Start of DATA IN THIS EXERCISE

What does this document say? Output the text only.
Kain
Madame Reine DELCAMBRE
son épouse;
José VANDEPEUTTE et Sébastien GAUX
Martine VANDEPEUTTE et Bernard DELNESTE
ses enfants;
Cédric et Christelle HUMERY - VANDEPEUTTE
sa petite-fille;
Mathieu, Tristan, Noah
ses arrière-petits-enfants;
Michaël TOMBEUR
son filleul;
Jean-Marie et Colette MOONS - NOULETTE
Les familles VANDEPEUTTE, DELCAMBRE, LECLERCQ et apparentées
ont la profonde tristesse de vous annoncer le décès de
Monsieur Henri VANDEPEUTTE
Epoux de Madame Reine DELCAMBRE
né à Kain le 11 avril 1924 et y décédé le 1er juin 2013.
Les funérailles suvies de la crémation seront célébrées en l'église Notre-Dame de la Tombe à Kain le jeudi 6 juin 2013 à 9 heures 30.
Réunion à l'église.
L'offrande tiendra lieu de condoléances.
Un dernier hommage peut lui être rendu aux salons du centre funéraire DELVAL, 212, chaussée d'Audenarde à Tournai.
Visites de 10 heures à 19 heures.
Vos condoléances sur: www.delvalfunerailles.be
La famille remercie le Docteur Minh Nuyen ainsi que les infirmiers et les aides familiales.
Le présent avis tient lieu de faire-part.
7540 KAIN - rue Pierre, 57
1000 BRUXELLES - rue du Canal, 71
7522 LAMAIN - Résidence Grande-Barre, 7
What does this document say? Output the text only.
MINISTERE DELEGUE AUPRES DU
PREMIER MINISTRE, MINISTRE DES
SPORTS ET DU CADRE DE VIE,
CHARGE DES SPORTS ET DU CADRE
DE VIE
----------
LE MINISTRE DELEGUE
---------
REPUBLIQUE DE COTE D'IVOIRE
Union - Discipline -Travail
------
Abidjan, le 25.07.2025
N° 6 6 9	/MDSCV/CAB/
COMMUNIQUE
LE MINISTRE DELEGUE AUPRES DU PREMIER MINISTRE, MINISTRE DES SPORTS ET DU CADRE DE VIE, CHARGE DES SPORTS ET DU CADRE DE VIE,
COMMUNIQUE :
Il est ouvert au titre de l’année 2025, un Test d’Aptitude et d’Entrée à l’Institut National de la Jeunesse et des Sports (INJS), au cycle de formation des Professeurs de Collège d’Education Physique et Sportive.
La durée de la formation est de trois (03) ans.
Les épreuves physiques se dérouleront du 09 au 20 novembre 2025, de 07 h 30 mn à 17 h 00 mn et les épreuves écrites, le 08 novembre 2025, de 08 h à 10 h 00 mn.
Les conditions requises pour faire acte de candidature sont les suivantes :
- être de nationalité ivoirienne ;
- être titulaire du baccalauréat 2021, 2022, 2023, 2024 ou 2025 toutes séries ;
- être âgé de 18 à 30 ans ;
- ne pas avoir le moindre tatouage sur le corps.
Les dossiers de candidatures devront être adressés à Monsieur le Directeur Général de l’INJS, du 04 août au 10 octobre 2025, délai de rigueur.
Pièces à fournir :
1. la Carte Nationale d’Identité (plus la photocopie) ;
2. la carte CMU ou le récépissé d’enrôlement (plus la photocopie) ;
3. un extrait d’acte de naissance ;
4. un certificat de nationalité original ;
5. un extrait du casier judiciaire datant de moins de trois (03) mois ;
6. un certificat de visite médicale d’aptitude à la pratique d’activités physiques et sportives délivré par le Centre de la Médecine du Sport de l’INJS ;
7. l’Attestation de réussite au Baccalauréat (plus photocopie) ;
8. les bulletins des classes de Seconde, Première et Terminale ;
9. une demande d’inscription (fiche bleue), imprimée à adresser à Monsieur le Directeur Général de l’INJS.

End of DATA IN THIS EXERCISE

**REQUIRED TASK**
Please quote the records above exactly, without skipping a line.

**ANSWER IN FULL**
What does this document say? Output the text only.
Kain
Madame Reine DELCAMBRE
son épouse;
José VANDEPEUTTE et Sébastien GAUX
Martine VANDEPEUTTE et Bernard DELNESTE
ses enfants;
Cédric et Christelle HUMERY - VANDEPEUTTE
sa petite-fille;
Mathieu, Tristan, Noah
ses arrière-petits-enfants;
Michaël TOMBEUR
son filleul;
Jean-Marie et Colette MOONS - NOULETTE
Les familles VANDEPEUTTE, DELCAMBRE, LECLERCQ et apparentées
ont la profonde tristesse de vous annoncer le décès de
Monsieur Henri VANDEPEUTTE
Epoux de Madame Reine DELCAMBRE
né à Kain le 11 avril 1924 et y décédé le 1er juin 2013.
Les funérailles suvies de la crémation seront célébrées en l'église Notre-Dame de la Tombe à Kain le jeudi 6 juin 2013 à 9 heures 30.
Réunion à l'église.
L'offrande tiendra lieu de condoléances.
Un dernier hommage peut lui être rendu aux salons du centre funéraire DELVAL, 212, chaussée d'Audenarde à Tournai.
Visites de 10 heures à 19 heures.
Vos condoléances sur: www.delvalfunerailles.be
La famille remercie le Docteur Minh Nuyen ainsi que les infirmiers et les aides familiales.
Le présent avis tient lieu de faire-part.
7540 KAIN - rue Pierre, 57
1000 BRUXELLES - rue du Canal, 71
7522 LAMAIN - Résidence Grande-Barre, 7
What does this document say? Output the text only.
MINISTERE DELEGUE AUPRES DU
PREMIER MINISTRE, MINISTRE DES
SPORTS ET DU CADRE DE VIE,
CHARGE DES SPORTS ET DU CADRE
DE VIE
----------
LE MINISTRE DELEGUE
---------
REPUBLIQUE DE COTE D'IVOIRE
Union - Discipline -Travail
------
Abidjan, le 25.07.2025
N° 6 6 9	/MDSCV/CAB/
COMMUNIQUE
LE MINISTRE DELEGUE AUPRES DU PREMIER MINISTRE, MINISTRE DES SPORTS ET DU CADRE DE VIE, CHARGE DES SPORTS ET DU CADRE DE VIE,
COMMUNIQUE :
Il est ouvert au titre de l’année 2025, un Test d’Aptitude et d’Entrée à l’Institut National de la Jeunesse et des Sports (INJS), au cycle de formation des Professeurs de Collège d’Education Physique et Sportive.
La durée de la formation est de trois (03) ans.
Les épreuves physiques se dérouleront du 09 au 20 novembre 2025, de 07 h 30 mn à 17 h 00 mn et les épreuves écrites, le 08 novembre 2025, de 08 h à 10 h 00 mn.
Les conditions requises pour faire acte de candidature sont les suivantes :
- être de nationalité ivoirienne ;
- être titulaire du baccalauréat 2021, 2022, 2023, 2024 ou 2025 toutes séries ;
- être âgé de 18 à 30 ans ;
- ne pas avoir le moindre tatouage sur le corps.
Les dossiers de candidatures devront être adressés à Monsieur le Directeur Général de l’INJS, du 04 août au 10 octobre 2025, délai de rigueur.
Pièces à fournir :
1. la Carte Nationale d’Identité (plus la photocopie) ;
2. la carte CMU ou le récépissé d’enrôlement (plus la photocopie) ;
3. un extrait d’acte de naissance ;
4. un certificat de nationalité original ;
5. un extrait du casier judiciaire datant de moins de trois (03) mois ;
6. un certificat de visite médicale d’aptitude à la pratique d’activités physiques et sportives délivré par le Centre de la Médecine du Sport de l’INJS ;
7. l’Attestation de réussite au Baccalauréat (plus photocopie) ;
8. les bulletins des classes de Seconde, Première et Terminale ;
9. une demande d’inscription (fiche bleue), imprimée à adresser à Monsieur le Directeur Général de l’INJS.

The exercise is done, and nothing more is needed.